| TASK BRIEF |
All of the material should be reproduced exactly, with pictures left out.

| DATA EXCERPTS |
-----

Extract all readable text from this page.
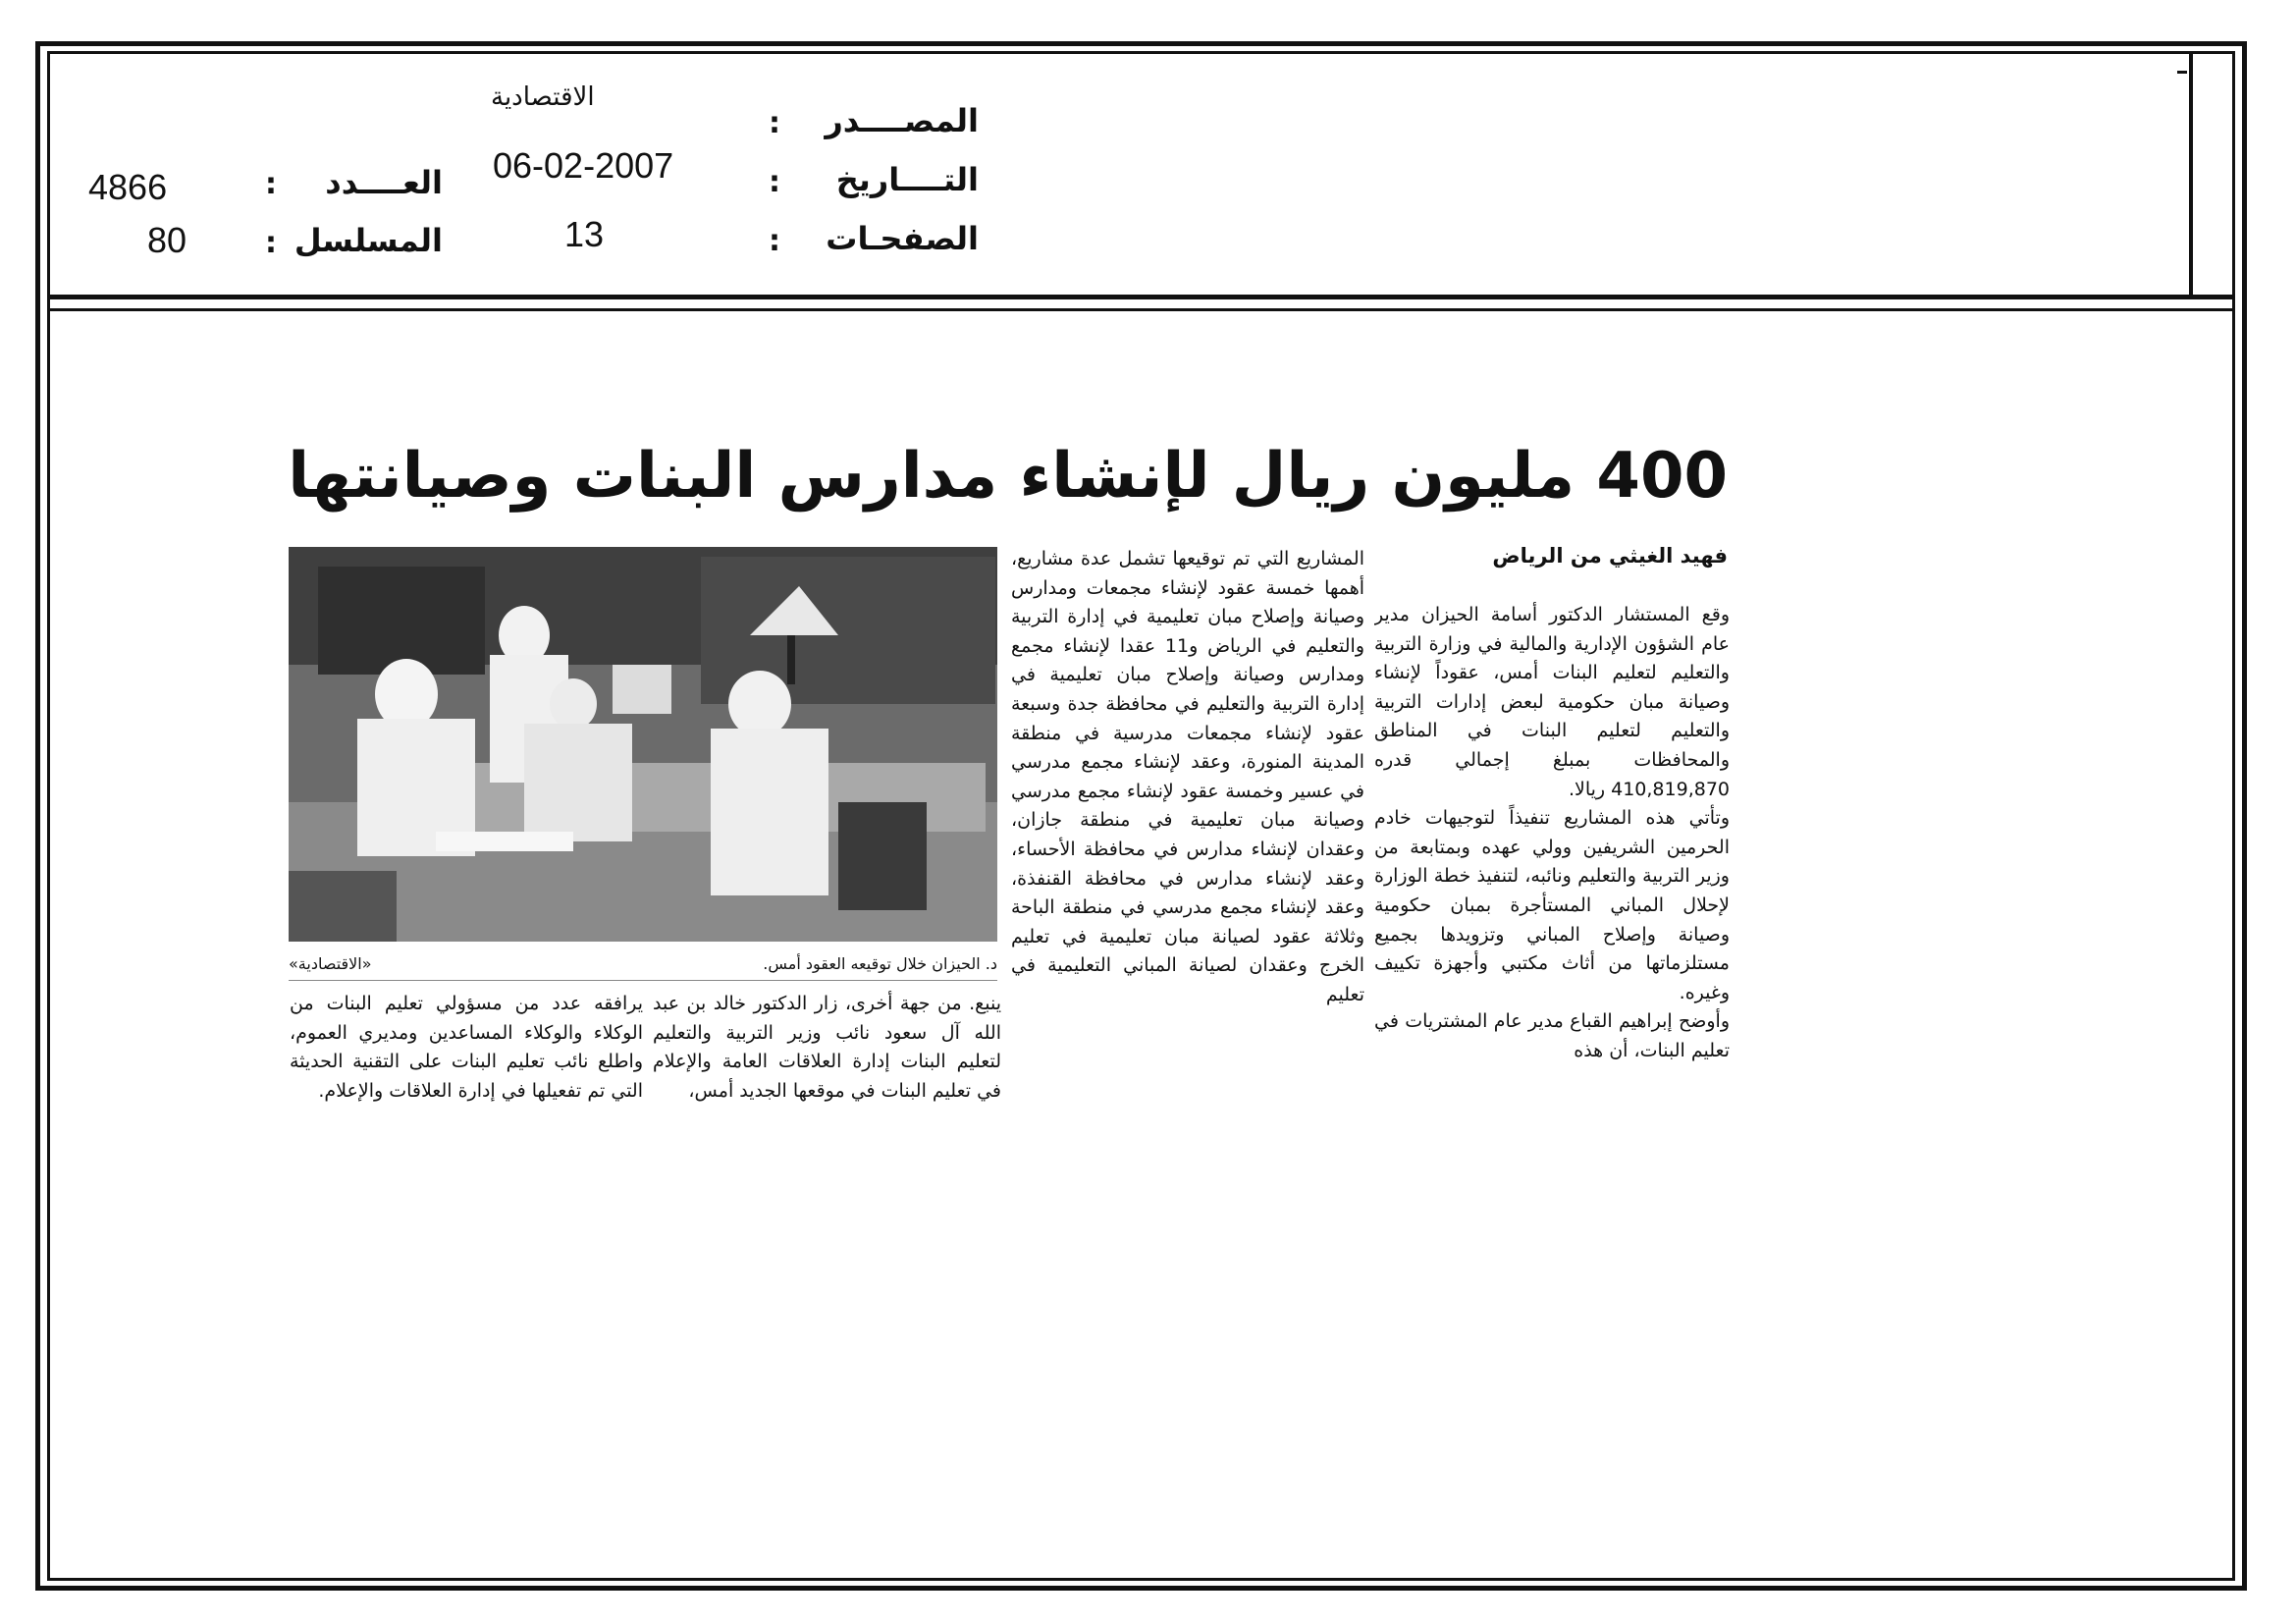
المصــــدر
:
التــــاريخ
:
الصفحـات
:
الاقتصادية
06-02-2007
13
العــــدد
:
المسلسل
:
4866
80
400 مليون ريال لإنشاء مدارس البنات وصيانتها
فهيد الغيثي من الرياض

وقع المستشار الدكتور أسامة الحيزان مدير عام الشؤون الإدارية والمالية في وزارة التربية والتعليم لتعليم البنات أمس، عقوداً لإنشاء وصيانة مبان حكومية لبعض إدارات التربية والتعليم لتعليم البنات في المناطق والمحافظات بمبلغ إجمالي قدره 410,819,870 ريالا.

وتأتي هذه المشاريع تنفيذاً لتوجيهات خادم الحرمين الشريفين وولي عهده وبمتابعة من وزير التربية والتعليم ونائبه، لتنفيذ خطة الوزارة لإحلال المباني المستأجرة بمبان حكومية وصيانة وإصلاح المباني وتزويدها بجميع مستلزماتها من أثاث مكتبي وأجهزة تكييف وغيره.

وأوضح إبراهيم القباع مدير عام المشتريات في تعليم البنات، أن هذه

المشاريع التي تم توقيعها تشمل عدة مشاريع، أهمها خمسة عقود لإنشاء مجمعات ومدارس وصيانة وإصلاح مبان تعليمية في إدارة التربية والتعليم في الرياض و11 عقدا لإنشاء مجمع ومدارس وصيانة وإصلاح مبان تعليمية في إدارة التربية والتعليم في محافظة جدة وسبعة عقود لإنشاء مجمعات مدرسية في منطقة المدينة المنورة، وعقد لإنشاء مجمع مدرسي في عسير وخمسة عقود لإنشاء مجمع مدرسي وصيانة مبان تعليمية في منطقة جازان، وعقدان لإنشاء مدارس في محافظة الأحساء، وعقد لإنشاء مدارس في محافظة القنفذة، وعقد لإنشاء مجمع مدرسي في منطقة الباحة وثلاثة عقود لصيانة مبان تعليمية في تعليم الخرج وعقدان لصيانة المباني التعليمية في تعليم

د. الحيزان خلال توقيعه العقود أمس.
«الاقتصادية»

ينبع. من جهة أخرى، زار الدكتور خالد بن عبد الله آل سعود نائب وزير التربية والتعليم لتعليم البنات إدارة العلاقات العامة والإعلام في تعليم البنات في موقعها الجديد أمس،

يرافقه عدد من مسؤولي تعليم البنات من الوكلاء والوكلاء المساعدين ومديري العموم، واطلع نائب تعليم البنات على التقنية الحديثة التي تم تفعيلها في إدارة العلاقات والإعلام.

-----

| SOLUTION FOR THIS PROBLEM |
Extract all readable text from this page.
المصــــدر
:
التــــاريخ
:
الصفحـات
:
الاقتصادية
06-02-2007
13
العــــدد
:
المسلسل
:
4866
80
400 مليون ريال لإنشاء مدارس البنات وصيانتها
فهيد الغيثي من الرياض

وقع المستشار الدكتور أسامة الحيزان مدير عام الشؤون الإدارية والمالية في وزارة التربية والتعليم لتعليم البنات أمس، عقوداً لإنشاء وصيانة مبان حكومية لبعض إدارات التربية والتعليم لتعليم البنات في المناطق والمحافظات بمبلغ إجمالي قدره 410,819,870 ريالا.

وتأتي هذه المشاريع تنفيذاً لتوجيهات خادم الحرمين الشريفين وولي عهده وبمتابعة من وزير التربية والتعليم ونائبه، لتنفيذ خطة الوزارة لإحلال المباني المستأجرة بمبان حكومية وصيانة وإصلاح المباني وتزويدها بجميع مستلزماتها من أثاث مكتبي وأجهزة تكييف وغيره.

وأوضح إبراهيم القباع مدير عام المشتريات في تعليم البنات، أن هذه

المشاريع التي تم توقيعها تشمل عدة مشاريع، أهمها خمسة عقود لإنشاء مجمعات ومدارس وصيانة وإصلاح مبان تعليمية في إدارة التربية والتعليم في الرياض و11 عقدا لإنشاء مجمع ومدارس وصيانة وإصلاح مبان تعليمية في إدارة التربية والتعليم في محافظة جدة وسبعة عقود لإنشاء مجمعات مدرسية في منطقة المدينة المنورة، وعقد لإنشاء مجمع مدرسي في عسير وخمسة عقود لإنشاء مجمع مدرسي وصيانة مبان تعليمية في منطقة جازان، وعقدان لإنشاء مدارس في محافظة الأحساء، وعقد لإنشاء مدارس في محافظة القنفذة، وعقد لإنشاء مجمع مدرسي في منطقة الباحة وثلاثة عقود لصيانة مبان تعليمية في تعليم الخرج وعقدان لصيانة المباني التعليمية في تعليم

د. الحيزان خلال توقيعه العقود أمس.
«الاقتصادية»

ينبع. من جهة أخرى، زار الدكتور خالد بن عبد الله آل سعود نائب وزير التربية والتعليم لتعليم البنات إدارة العلاقات العامة والإعلام في تعليم البنات في موقعها الجديد أمس،

يرافقه عدد من مسؤولي تعليم البنات من الوكلاء والوكلاء المساعدين ومديري العموم، واطلع نائب تعليم البنات على التقنية الحديثة التي تم تفعيلها في إدارة العلاقات والإعلام.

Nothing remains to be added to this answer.